## YOUR TASK
Scan the data below for the string "Output". Show every line where it turns up.

## EXERCISE DATA

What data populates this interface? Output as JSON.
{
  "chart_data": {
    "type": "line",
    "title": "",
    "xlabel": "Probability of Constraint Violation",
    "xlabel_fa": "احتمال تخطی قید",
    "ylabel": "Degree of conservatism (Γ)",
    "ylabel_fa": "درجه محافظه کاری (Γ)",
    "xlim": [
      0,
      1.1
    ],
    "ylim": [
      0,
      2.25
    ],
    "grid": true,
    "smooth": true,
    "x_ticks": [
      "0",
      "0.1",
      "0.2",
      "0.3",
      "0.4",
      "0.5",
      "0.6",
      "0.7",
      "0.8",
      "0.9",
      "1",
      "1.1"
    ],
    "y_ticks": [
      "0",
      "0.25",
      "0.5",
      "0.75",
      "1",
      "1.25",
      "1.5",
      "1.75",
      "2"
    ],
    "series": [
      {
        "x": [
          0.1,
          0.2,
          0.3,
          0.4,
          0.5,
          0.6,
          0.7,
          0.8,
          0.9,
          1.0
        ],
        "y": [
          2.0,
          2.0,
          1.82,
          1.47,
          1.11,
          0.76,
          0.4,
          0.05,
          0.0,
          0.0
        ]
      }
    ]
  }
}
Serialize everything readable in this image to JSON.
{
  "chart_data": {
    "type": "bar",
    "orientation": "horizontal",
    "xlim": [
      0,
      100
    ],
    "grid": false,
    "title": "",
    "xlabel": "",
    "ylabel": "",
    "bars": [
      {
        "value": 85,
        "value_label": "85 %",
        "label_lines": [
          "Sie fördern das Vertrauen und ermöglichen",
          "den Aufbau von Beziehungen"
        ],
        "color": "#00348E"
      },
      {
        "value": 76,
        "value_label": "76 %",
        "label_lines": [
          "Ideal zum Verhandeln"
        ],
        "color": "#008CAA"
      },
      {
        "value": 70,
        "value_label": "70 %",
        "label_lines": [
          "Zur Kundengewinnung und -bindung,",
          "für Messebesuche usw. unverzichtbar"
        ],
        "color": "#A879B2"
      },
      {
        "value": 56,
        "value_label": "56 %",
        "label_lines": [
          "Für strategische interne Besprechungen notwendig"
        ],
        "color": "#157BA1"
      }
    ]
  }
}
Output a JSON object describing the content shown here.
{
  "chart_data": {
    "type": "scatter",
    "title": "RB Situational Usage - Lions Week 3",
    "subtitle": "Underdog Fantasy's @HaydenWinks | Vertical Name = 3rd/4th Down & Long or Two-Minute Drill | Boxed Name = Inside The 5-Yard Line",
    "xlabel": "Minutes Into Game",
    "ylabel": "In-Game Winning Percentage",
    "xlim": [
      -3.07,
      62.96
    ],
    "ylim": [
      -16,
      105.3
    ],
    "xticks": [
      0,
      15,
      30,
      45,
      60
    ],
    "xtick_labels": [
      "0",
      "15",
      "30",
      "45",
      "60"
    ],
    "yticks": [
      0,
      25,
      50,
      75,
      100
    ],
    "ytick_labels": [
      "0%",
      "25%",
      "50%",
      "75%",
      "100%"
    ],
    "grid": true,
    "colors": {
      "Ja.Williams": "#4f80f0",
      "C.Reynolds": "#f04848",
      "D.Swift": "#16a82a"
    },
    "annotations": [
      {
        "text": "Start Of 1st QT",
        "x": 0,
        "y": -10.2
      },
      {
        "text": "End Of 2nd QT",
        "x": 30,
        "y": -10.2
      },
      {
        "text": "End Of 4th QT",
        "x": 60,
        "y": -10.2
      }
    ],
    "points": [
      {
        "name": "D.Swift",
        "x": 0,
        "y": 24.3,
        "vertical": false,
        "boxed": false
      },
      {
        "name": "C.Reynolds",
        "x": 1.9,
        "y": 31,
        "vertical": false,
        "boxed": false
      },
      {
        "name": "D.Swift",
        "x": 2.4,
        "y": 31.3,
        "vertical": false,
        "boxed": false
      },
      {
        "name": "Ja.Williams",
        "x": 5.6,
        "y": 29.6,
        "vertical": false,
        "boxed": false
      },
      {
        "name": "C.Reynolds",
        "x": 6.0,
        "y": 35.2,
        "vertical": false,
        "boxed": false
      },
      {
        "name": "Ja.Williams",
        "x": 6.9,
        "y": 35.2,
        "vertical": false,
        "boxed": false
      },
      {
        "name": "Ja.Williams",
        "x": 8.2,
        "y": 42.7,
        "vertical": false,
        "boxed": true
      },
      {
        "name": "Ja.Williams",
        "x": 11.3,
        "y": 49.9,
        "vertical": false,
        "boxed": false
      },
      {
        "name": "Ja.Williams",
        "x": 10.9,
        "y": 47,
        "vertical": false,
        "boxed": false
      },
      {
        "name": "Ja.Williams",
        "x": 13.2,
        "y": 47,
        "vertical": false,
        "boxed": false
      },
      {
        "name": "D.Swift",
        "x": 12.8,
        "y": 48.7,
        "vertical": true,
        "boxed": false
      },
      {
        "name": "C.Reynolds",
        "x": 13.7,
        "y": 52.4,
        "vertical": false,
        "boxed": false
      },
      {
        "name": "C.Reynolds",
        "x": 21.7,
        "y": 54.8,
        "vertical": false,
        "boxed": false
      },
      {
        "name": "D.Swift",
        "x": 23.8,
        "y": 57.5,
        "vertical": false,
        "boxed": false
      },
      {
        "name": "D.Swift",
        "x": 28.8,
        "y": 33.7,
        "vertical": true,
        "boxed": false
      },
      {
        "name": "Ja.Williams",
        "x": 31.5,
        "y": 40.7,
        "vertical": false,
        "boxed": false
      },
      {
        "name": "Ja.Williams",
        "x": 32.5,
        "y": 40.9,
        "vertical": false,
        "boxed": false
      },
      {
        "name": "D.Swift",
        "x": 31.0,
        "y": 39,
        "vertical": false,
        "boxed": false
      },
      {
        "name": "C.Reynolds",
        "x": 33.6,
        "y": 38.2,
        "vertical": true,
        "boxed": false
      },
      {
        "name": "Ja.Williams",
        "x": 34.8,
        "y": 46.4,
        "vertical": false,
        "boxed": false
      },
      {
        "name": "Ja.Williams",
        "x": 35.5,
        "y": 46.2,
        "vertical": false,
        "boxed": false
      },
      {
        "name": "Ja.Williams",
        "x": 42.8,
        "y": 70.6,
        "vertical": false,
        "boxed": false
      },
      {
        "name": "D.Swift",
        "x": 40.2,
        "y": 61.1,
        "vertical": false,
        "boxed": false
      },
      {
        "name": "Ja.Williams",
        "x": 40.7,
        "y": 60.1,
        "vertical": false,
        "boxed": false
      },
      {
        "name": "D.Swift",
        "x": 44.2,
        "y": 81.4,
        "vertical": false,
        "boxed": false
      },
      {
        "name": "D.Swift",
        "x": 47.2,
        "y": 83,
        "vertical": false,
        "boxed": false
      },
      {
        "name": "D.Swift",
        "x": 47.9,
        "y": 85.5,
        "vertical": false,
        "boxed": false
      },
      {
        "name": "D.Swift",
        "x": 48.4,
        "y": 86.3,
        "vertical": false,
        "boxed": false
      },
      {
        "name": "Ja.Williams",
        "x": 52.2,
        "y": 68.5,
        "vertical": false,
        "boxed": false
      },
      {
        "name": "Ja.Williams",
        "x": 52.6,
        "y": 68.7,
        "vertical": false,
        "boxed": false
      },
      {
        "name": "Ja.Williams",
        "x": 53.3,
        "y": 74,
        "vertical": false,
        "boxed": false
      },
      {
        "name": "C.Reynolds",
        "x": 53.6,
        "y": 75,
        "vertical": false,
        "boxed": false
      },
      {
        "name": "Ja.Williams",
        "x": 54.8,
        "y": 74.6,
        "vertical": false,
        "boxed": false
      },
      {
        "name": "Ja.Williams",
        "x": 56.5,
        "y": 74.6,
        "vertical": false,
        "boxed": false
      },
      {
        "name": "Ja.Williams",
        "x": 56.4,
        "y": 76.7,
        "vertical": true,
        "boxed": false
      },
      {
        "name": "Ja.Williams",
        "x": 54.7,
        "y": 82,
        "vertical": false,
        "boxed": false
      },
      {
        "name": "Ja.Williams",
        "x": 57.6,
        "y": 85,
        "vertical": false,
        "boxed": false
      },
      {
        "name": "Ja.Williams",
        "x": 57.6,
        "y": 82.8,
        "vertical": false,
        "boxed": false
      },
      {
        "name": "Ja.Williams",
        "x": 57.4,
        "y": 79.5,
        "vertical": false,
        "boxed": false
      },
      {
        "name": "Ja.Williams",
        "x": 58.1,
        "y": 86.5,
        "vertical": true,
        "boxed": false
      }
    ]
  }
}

## EXERCISE SOLUTION
What data populates this interface? Output as JSON.
Output a JSON object describing the content shown here.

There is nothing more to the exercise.